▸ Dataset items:
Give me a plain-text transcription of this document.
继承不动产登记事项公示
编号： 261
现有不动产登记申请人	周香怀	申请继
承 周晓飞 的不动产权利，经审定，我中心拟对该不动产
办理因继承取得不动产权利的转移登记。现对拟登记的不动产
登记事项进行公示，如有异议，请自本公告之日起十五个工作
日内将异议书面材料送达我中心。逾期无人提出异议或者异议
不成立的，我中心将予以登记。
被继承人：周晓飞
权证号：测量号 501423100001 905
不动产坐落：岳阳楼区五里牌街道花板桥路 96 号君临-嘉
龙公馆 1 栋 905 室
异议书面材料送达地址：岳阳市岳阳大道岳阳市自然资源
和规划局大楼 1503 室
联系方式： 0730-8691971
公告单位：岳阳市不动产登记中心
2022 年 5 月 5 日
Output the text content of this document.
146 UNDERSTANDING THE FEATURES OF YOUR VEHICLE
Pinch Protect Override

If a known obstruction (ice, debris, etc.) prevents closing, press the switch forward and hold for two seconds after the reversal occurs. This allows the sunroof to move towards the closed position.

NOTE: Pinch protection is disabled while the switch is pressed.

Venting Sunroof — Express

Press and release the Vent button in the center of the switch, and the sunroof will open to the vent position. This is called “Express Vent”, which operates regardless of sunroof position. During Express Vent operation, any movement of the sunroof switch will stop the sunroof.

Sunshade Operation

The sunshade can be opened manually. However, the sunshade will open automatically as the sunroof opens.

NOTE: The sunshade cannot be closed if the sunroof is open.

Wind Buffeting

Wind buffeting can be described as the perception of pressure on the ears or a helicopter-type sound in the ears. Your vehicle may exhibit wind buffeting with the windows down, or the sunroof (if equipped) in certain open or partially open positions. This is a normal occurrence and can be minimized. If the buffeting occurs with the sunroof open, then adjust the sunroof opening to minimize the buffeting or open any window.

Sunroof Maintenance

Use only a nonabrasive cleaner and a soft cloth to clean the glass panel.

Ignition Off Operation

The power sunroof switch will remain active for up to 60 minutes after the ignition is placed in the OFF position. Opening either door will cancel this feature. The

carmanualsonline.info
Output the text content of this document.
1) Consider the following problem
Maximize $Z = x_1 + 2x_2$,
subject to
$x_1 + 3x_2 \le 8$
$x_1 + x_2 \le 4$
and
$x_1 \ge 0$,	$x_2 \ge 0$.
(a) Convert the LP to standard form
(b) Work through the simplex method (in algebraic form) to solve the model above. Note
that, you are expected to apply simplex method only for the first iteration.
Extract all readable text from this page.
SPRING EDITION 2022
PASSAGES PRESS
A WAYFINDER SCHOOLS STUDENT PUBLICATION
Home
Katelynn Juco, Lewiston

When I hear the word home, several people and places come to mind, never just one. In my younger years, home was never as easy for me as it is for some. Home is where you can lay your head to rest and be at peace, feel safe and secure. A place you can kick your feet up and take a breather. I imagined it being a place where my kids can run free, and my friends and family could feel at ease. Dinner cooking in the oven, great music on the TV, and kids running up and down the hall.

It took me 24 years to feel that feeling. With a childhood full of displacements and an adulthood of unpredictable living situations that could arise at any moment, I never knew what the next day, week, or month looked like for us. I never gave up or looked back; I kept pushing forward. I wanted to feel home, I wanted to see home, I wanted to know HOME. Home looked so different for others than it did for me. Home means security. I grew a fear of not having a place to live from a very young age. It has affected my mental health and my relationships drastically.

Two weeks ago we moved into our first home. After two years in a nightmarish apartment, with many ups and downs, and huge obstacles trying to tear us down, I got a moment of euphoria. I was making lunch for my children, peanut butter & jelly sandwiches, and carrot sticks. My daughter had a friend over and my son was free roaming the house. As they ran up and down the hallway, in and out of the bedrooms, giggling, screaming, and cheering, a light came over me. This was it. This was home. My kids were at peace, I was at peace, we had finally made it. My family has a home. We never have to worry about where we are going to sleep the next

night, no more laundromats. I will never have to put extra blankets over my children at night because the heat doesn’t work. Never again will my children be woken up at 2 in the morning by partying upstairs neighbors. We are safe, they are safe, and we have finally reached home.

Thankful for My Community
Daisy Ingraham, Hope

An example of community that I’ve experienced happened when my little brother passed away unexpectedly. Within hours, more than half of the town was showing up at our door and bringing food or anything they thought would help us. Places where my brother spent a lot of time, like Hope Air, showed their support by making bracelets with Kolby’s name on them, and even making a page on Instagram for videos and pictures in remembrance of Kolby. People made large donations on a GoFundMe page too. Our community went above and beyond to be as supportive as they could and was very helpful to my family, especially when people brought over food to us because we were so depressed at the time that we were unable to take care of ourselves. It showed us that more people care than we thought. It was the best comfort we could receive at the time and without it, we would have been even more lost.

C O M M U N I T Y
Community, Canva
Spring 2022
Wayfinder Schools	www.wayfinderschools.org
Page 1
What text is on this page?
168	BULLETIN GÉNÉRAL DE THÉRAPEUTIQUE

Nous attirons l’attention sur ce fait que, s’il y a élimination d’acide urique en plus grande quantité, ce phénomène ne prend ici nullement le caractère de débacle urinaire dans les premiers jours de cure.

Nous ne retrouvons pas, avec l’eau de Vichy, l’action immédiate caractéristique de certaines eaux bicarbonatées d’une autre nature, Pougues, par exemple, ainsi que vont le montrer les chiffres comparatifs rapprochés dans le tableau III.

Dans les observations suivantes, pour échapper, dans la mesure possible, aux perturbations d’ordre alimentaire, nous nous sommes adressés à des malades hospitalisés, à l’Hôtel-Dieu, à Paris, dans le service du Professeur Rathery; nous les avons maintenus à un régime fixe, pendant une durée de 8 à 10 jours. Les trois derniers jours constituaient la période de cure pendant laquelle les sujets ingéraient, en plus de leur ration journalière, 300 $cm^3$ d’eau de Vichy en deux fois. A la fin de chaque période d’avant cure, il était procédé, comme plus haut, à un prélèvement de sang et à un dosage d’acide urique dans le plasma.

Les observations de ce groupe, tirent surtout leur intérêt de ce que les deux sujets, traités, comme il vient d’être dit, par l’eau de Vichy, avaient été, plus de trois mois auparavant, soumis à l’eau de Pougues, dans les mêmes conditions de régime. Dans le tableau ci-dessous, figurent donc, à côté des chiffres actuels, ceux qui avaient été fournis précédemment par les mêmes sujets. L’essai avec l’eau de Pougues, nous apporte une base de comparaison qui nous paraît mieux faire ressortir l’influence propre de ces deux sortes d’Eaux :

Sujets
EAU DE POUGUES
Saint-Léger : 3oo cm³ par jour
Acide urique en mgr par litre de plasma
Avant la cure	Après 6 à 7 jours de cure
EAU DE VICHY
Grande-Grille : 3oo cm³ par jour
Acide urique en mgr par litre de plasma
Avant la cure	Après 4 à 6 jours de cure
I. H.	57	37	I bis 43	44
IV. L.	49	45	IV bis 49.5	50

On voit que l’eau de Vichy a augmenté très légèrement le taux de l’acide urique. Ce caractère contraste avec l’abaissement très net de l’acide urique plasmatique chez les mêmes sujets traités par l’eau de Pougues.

▸ What needs to be done: Exactly as written, please output every entry.

▸ Answer in full:
Give me a plain-text transcription of this document.
继承不动产登记事项公示
编号： 261
现有不动产登记申请人	周香怀	申请继
承 周晓飞 的不动产权利，经审定，我中心拟对该不动产
办理因继承取得不动产权利的转移登记。现对拟登记的不动产
登记事项进行公示，如有异议，请自本公告之日起十五个工作
日内将异议书面材料送达我中心。逾期无人提出异议或者异议
不成立的，我中心将予以登记。
被继承人：周晓飞
权证号：测量号 501423100001 905
不动产坐落：岳阳楼区五里牌街道花板桥路 96 号君临-嘉
龙公馆 1 栋 905 室
异议书面材料送达地址：岳阳市岳阳大道岳阳市自然资源
和规划局大楼 1503 室
联系方式： 0730-8691971
公告单位：岳阳市不动产登记中心
2022 年 5 月 5 日
Output the text content of this document.
146 UNDERSTANDING THE FEATURES OF YOUR VEHICLE
Pinch Protect Override

If a known obstruction (ice, debris, etc.) prevents closing, press the switch forward and hold for two seconds after the reversal occurs. This allows the sunroof to move towards the closed position.

NOTE: Pinch protection is disabled while the switch is pressed.

Venting Sunroof — Express

Press and release the Vent button in the center of the switch, and the sunroof will open to the vent position. This is called “Express Vent”, which operates regardless of sunroof position. During Express Vent operation, any movement of the sunroof switch will stop the sunroof.

Sunshade Operation

The sunshade can be opened manually. However, the sunshade will open automatically as the sunroof opens.

NOTE: The sunshade cannot be closed if the sunroof is open.

Wind Buffeting

Wind buffeting can be described as the perception of pressure on the ears or a helicopter-type sound in the ears. Your vehicle may exhibit wind buffeting with the windows down, or the sunroof (if equipped) in certain open or partially open positions. This is a normal occurrence and can be minimized. If the buffeting occurs with the sunroof open, then adjust the sunroof opening to minimize the buffeting or open any window.

Sunroof Maintenance

Use only a nonabrasive cleaner and a soft cloth to clean the glass panel.

Ignition Off Operation

The power sunroof switch will remain active for up to 60 minutes after the ignition is placed in the OFF position. Opening either door will cancel this feature. The

carmanualsonline.info
Output the text content of this document.
1) Consider the following problem
Maximize $Z = x_1 + 2x_2$,
subject to
$x_1 + 3x_2 \le 8$
$x_1 + x_2 \le 4$
and
$x_1 \ge 0$,	$x_2 \ge 0$.
(a) Convert the LP to standard form
(b) Work through the simplex method (in algebraic form) to solve the model above. Note
that, you are expected to apply simplex method only for the first iteration.
Extract all readable text from this page.
SPRING EDITION 2022
PASSAGES PRESS
A WAYFINDER SCHOOLS STUDENT PUBLICATION
Home
Katelynn Juco, Lewiston

When I hear the word home, several people and places come to mind, never just one. In my younger years, home was never as easy for me as it is for some. Home is where you can lay your head to rest and be at peace, feel safe and secure. A place you can kick your feet up and take a breather. I imagined it being a place where my kids can run free, and my friends and family could feel at ease. Dinner cooking in the oven, great music on the TV, and kids running up and down the hall.

It took me 24 years to feel that feeling. With a childhood full of displacements and an adulthood of unpredictable living situations that could arise at any moment, I never knew what the next day, week, or month looked like for us. I never gave up or looked back; I kept pushing forward. I wanted to feel home, I wanted to see home, I wanted to know HOME. Home looked so different for others than it did for me. Home means security. I grew a fear of not having a place to live from a very young age. It has affected my mental health and my relationships drastically.

Two weeks ago we moved into our first home. After two years in a nightmarish apartment, with many ups and downs, and huge obstacles trying to tear us down, I got a moment of euphoria. I was making lunch for my children, peanut butter & jelly sandwiches, and carrot sticks. My daughter had a friend over and my son was free roaming the house. As they ran up and down the hallway, in and out of the bedrooms, giggling, screaming, and cheering, a light came over me. This was it. This was home. My kids were at peace, I was at peace, we had finally made it. My family has a home. We never have to worry about where we are going to sleep the next

night, no more laundromats. I will never have to put extra blankets over my children at night because the heat doesn’t work. Never again will my children be woken up at 2 in the morning by partying upstairs neighbors. We are safe, they are safe, and we have finally reached home.

Thankful for My Community
Daisy Ingraham, Hope

An example of community that I’ve experienced happened when my little brother passed away unexpectedly. Within hours, more than half of the town was showing up at our door and bringing food or anything they thought would help us. Places where my brother spent a lot of time, like Hope Air, showed their support by making bracelets with Kolby’s name on them, and even making a page on Instagram for videos and pictures in remembrance of Kolby. People made large donations on a GoFundMe page too. Our community went above and beyond to be as supportive as they could and was very helpful to my family, especially when people brought over food to us because we were so depressed at the time that we were unable to take care of ourselves. It showed us that more people care than we thought. It was the best comfort we could receive at the time and without it, we would have been even more lost.

C O M M U N I T Y
Community, Canva
Spring 2022
Wayfinder Schools	www.wayfinderschools.org
Page 1
What text is on this page?
168	BULLETIN GÉNÉRAL DE THÉRAPEUTIQUE

Nous attirons l’attention sur ce fait que, s’il y a élimination d’acide urique en plus grande quantité, ce phénomène ne prend ici nullement le caractère de débacle urinaire dans les premiers jours de cure.

Nous ne retrouvons pas, avec l’eau de Vichy, l’action immédiate caractéristique de certaines eaux bicarbonatées d’une autre nature, Pougues, par exemple, ainsi que vont le montrer les chiffres comparatifs rapprochés dans le tableau III.

Dans les observations suivantes, pour échapper, dans la mesure possible, aux perturbations d’ordre alimentaire, nous nous sommes adressés à des malades hospitalisés, à l’Hôtel-Dieu, à Paris, dans le service du Professeur Rathery; nous les avons maintenus à un régime fixe, pendant une durée de 8 à 10 jours. Les trois derniers jours constituaient la période de cure pendant laquelle les sujets ingéraient, en plus de leur ration journalière, 300 $cm^3$ d’eau de Vichy en deux fois. A la fin de chaque période d’avant cure, il était procédé, comme plus haut, à un prélèvement de sang et à un dosage d’acide urique dans le plasma.

Les observations de ce groupe, tirent surtout leur intérêt de ce que les deux sujets, traités, comme il vient d’être dit, par l’eau de Vichy, avaient été, plus de trois mois auparavant, soumis à l’eau de Pougues, dans les mêmes conditions de régime. Dans le tableau ci-dessous, figurent donc, à côté des chiffres actuels, ceux qui avaient été fournis précédemment par les mêmes sujets. L’essai avec l’eau de Pougues, nous apporte une base de comparaison qui nous paraît mieux faire ressortir l’influence propre de ces deux sortes d’Eaux :

Sujets
EAU DE POUGUES
Saint-Léger : 3oo cm³ par jour
Acide urique en mgr par litre de plasma
Avant la cure	Après 6 à 7 jours de cure
EAU DE VICHY
Grande-Grille : 3oo cm³ par jour
Acide urique en mgr par litre de plasma
Avant la cure	Après 4 à 6 jours de cure
I. H.	57	37	I bis 43	44
IV. L.	49	45	IV bis 49.5	50

On voit que l’eau de Vichy a augmenté très légèrement le taux de l’acide urique. Ce caractère contraste avec l’abaissement très net de l’acide urique plasmatique chez les mêmes sujets traités par l’eau de Pougues.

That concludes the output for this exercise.